**WHAT TO DO**
Return, word for word, every line that follows.

**RECORD EXTRACTS**
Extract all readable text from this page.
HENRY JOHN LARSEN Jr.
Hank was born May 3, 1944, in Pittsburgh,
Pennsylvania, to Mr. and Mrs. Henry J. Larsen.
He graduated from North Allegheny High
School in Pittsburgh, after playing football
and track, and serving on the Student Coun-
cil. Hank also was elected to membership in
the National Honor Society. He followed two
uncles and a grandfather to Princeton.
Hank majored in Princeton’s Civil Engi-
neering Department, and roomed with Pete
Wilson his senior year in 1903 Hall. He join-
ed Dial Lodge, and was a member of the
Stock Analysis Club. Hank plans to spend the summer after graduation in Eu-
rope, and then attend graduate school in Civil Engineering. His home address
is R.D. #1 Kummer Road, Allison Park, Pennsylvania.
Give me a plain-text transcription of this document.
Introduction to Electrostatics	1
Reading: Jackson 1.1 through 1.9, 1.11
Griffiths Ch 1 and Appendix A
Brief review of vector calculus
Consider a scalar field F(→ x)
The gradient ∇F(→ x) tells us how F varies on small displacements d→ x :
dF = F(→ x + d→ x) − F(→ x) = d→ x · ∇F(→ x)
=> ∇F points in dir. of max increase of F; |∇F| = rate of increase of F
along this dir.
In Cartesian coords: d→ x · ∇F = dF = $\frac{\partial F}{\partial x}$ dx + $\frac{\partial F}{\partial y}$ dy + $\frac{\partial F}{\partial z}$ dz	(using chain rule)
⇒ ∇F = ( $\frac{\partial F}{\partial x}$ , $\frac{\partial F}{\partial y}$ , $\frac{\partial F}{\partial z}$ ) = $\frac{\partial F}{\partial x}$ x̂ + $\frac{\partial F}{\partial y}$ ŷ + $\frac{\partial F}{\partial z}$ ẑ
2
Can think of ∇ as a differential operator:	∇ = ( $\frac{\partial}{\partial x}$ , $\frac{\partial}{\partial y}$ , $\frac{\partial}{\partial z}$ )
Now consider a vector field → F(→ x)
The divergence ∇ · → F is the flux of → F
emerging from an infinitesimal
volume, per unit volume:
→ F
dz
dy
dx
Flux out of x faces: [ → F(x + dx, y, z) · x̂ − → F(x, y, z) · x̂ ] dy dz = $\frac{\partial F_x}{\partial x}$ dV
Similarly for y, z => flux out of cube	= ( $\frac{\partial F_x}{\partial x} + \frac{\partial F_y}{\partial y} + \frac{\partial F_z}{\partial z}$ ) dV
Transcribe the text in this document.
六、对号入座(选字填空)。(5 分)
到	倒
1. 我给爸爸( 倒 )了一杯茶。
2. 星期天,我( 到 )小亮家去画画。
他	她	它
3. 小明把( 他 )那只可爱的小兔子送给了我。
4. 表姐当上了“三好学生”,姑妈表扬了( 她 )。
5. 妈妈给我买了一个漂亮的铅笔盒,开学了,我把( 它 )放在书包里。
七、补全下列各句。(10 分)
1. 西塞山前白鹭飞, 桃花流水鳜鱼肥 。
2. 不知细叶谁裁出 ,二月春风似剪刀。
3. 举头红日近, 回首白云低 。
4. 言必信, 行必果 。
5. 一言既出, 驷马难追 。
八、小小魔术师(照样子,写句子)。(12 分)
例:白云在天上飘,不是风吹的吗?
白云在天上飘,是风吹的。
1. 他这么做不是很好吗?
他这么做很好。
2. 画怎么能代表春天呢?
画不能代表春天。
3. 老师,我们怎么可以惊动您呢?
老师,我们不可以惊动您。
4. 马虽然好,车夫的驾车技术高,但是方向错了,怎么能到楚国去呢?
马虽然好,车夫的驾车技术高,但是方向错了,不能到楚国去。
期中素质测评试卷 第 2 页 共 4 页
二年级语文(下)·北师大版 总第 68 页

**WRITTEN ANSWER**
Extract all readable text from this page.
HENRY JOHN LARSEN Jr.
Hank was born May 3, 1944, in Pittsburgh,
Pennsylvania, to Mr. and Mrs. Henry J. Larsen.
He graduated from North Allegheny High
School in Pittsburgh, after playing football
and track, and serving on the Student Coun-
cil. Hank also was elected to membership in
the National Honor Society. He followed two
uncles and a grandfather to Princeton.
Hank majored in Princeton’s Civil Engi-
neering Department, and roomed with Pete
Wilson his senior year in 1903 Hall. He join-
ed Dial Lodge, and was a member of the
Stock Analysis Club. Hank plans to spend the summer after graduation in Eu-
rope, and then attend graduate school in Civil Engineering. His home address
is R.D. #1 Kummer Road, Allison Park, Pennsylvania.
Give me a plain-text transcription of this document.
Introduction to Electrostatics	1
Reading: Jackson 1.1 through 1.9, 1.11
Griffiths Ch 1 and Appendix A
Brief review of vector calculus
Consider a scalar field F(→ x)
The gradient ∇F(→ x) tells us how F varies on small displacements d→ x :
dF = F(→ x + d→ x) − F(→ x) = d→ x · ∇F(→ x)
=> ∇F points in dir. of max increase of F; |∇F| = rate of increase of F
along this dir.
In Cartesian coords: d→ x · ∇F = dF = $\frac{\partial F}{\partial x}$ dx + $\frac{\partial F}{\partial y}$ dy + $\frac{\partial F}{\partial z}$ dz	(using chain rule)
⇒ ∇F = ( $\frac{\partial F}{\partial x}$ , $\frac{\partial F}{\partial y}$ , $\frac{\partial F}{\partial z}$ ) = $\frac{\partial F}{\partial x}$ x̂ + $\frac{\partial F}{\partial y}$ ŷ + $\frac{\partial F}{\partial z}$ ẑ
2
Can think of ∇ as a differential operator:	∇ = ( $\frac{\partial}{\partial x}$ , $\frac{\partial}{\partial y}$ , $\frac{\partial}{\partial z}$ )
Now consider a vector field → F(→ x)
The divergence ∇ · → F is the flux of → F
emerging from an infinitesimal
volume, per unit volume:
→ F
dz
dy
dx
Flux out of x faces: [ → F(x + dx, y, z) · x̂ − → F(x, y, z) · x̂ ] dy dz = $\frac{\partial F_x}{\partial x}$ dV
Similarly for y, z => flux out of cube	= ( $\frac{\partial F_x}{\partial x} + \frac{\partial F_y}{\partial y} + \frac{\partial F_z}{\partial z}$ ) dV
Transcribe the text in this document.
六、对号入座(选字填空)。(5 分)
到	倒
1. 我给爸爸( 倒 )了一杯茶。
2. 星期天,我( 到 )小亮家去画画。
他	她	它
3. 小明把( 他 )那只可爱的小兔子送给了我。
4. 表姐当上了“三好学生”,姑妈表扬了( 她 )。
5. 妈妈给我买了一个漂亮的铅笔盒,开学了,我把( 它 )放在书包里。
七、补全下列各句。(10 分)
1. 西塞山前白鹭飞, 桃花流水鳜鱼肥 。
2. 不知细叶谁裁出 ,二月春风似剪刀。
3. 举头红日近, 回首白云低 。
4. 言必信, 行必果 。
5. 一言既出, 驷马难追 。
八、小小魔术师(照样子,写句子)。(12 分)
例:白云在天上飘,不是风吹的吗?
白云在天上飘,是风吹的。
1. 他这么做不是很好吗?
他这么做很好。
2. 画怎么能代表春天呢?
画不能代表春天。
3. 老师,我们怎么可以惊动您呢?
老师,我们不可以惊动您。
4. 马虽然好,车夫的驾车技术高,但是方向错了,怎么能到楚国去呢?
马虽然好,车夫的驾车技术高,但是方向错了,不能到楚国去。
期中素质测评试卷 第 2 页 共 4 页
二年级语文(下)·北师大版 总第 68 页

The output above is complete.